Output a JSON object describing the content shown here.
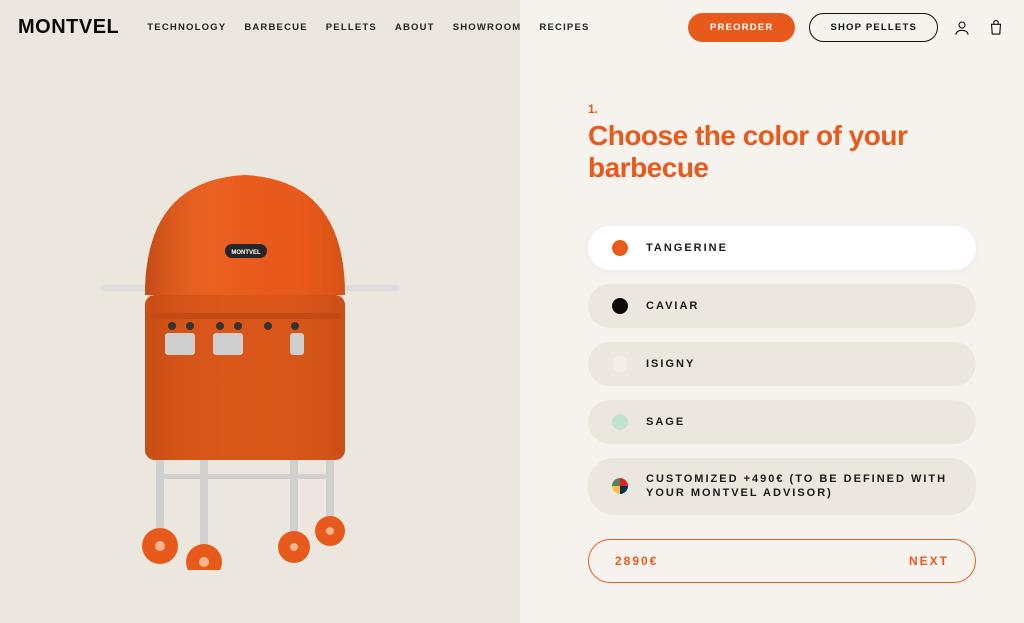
{
  "brand": "MONTVEL",
  "nav": {
    "items": [
      "TECHNOLOGY",
      "BARBECUE",
      "PELLETS",
      "ABOUT",
      "SHOWROOM",
      "RECIPES"
    ]
  },
  "header_cta": {
    "preorder": "PREORDER",
    "shop_pellets": "SHOP PELLETS"
  },
  "configurator": {
    "step_num": "1.",
    "title": "Choose the color of your barbecue",
    "options": [
      {
        "label": "TANGERINE",
        "swatch": "#e85a1b",
        "selected": true
      },
      {
        "label": "CAVIAR",
        "swatch": "#0a0a0a",
        "selected": false
      },
      {
        "label": "ISIGNY",
        "swatch": "#f2eee5",
        "selected": false
      },
      {
        "label": "SAGE",
        "swatch": "#bfe3cc",
        "selected": false
      },
      {
        "label": "CUSTOMIZED +490€ (TO BE DEFINED WITH YOUR MONTVEL ADVISOR)",
        "swatch": "multi",
        "selected": false
      }
    ],
    "price": "2890€",
    "next_label": "NEXT"
  },
  "colors": {
    "accent": "#e85a1b",
    "bg_left": "#ece7de",
    "bg_right": "#f6f3ee"
  }
}
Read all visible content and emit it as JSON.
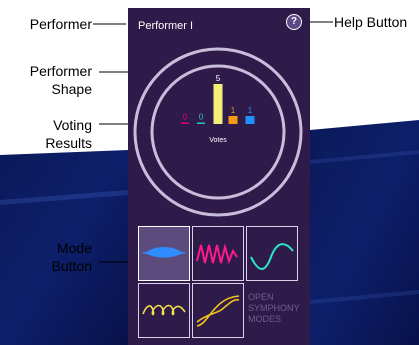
{
  "callouts": {
    "performer": "Performer",
    "performer_shape_line1": "Performer",
    "performer_shape_line2": "Shape",
    "voting_results_line1": "Voting",
    "voting_results_line2": "Results",
    "mode_button_line1": "Mode",
    "mode_button_line2": "Button",
    "help_button": "Help Button"
  },
  "header": {
    "title": "Performer I",
    "help_symbol": "?"
  },
  "votes": {
    "label": "Votes",
    "bars": [
      {
        "value": 0,
        "color": "#e4007c"
      },
      {
        "value": 0,
        "color": "#26c9b9"
      },
      {
        "value": 5,
        "color": "#f3f07a"
      },
      {
        "value": 1,
        "color": "#f39c12"
      },
      {
        "value": 1,
        "color": "#1e90ff"
      }
    ]
  },
  "modes": {
    "items": [
      {
        "name": "blue-lens-mode",
        "color": "#2f8cff",
        "active": true
      },
      {
        "name": "magenta-zigzag-mode",
        "color": "#ff1a8c",
        "active": false
      },
      {
        "name": "teal-sine-mode",
        "color": "#2ee6c8",
        "active": false
      },
      {
        "name": "yellow-loops-mode",
        "color": "#f5e04a",
        "active": false
      },
      {
        "name": "yellow-crossing-waves-mode",
        "color": "#f5c21a",
        "active": false
      }
    ],
    "open_label_line1": "OPEN",
    "open_label_line2": "SYMPHONY",
    "open_label_line3": "MODES"
  },
  "colors": {
    "panel": "#2f1b4a",
    "ring": "#c8bedc",
    "background": "#ffffff",
    "backdrop_blue": "#0b1c5c"
  }
}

═══

- [Given instruction]
Set down every entry word for word, but omit the pictures.

- [In response]
Output a JSON object describing the content shown here.
{
  "brand": "MONTVEL",
  "nav": {
    "items": [
      "TECHNOLOGY",
      "BARBECUE",
      "PELLETS",
      "ABOUT",
      "SHOWROOM",
      "RECIPES"
    ]
  },
  "header_cta": {
    "preorder": "PREORDER",
    "shop_pellets": "SHOP PELLETS"
  },
  "configurator": {
    "step_num": "1.",
    "title": "Choose the color of your barbecue",
    "options": [
      {
        "label": "TANGERINE",
        "swatch": "#e85a1b",
        "selected": true
      },
      {
        "label": "CAVIAR",
        "swatch": "#0a0a0a",
        "selected": false
      },
      {
        "label": "ISIGNY",
        "swatch": "#f2eee5",
        "selected": false
      },
      {
        "label": "SAGE",
        "swatch": "#bfe3cc",
        "selected": false
      },
      {
        "label": "CUSTOMIZED +490€ (TO BE DEFINED WITH YOUR MONTVEL ADVISOR)",
        "swatch": "multi",
        "selected": false
      }
    ],
    "price": "2890€",
    "next_label": "NEXT"
  },
  "colors": {
    "accent": "#e85a1b",
    "bg_left": "#ece7de",
    "bg_right": "#f6f3ee"
  }
}
Read all visible content and emit it as JSON.
{
  "callouts": {
    "performer": "Performer",
    "performer_shape_line1": "Performer",
    "performer_shape_line2": "Shape",
    "voting_results_line1": "Voting",
    "voting_results_line2": "Results",
    "mode_button_line1": "Mode",
    "mode_button_line2": "Button",
    "help_button": "Help Button"
  },
  "header": {
    "title": "Performer I",
    "help_symbol": "?"
  },
  "votes": {
    "label": "Votes",
    "bars": [
      {
        "value": 0,
        "color": "#e4007c"
      },
      {
        "value": 0,
        "color": "#26c9b9"
      },
      {
        "value": 5,
        "color": "#f3f07a"
      },
      {
        "value": 1,
        "color": "#f39c12"
      },
      {
        "value": 1,
        "color": "#1e90ff"
      }
    ]
  },
  "modes": {
    "items": [
      {
        "name": "blue-lens-mode",
        "color": "#2f8cff",
        "active": true
      },
      {
        "name": "magenta-zigzag-mode",
        "color": "#ff1a8c",
        "active": false
      },
      {
        "name": "teal-sine-mode",
        "color": "#2ee6c8",
        "active": false
      },
      {
        "name": "yellow-loops-mode",
        "color": "#f5e04a",
        "active": false
      },
      {
        "name": "yellow-crossing-waves-mode",
        "color": "#f5c21a",
        "active": false
      }
    ],
    "open_label_line1": "OPEN",
    "open_label_line2": "SYMPHONY",
    "open_label_line3": "MODES"
  },
  "colors": {
    "panel": "#2f1b4a",
    "ring": "#c8bedc",
    "background": "#ffffff",
    "backdrop_blue": "#0b1c5c"
  }
}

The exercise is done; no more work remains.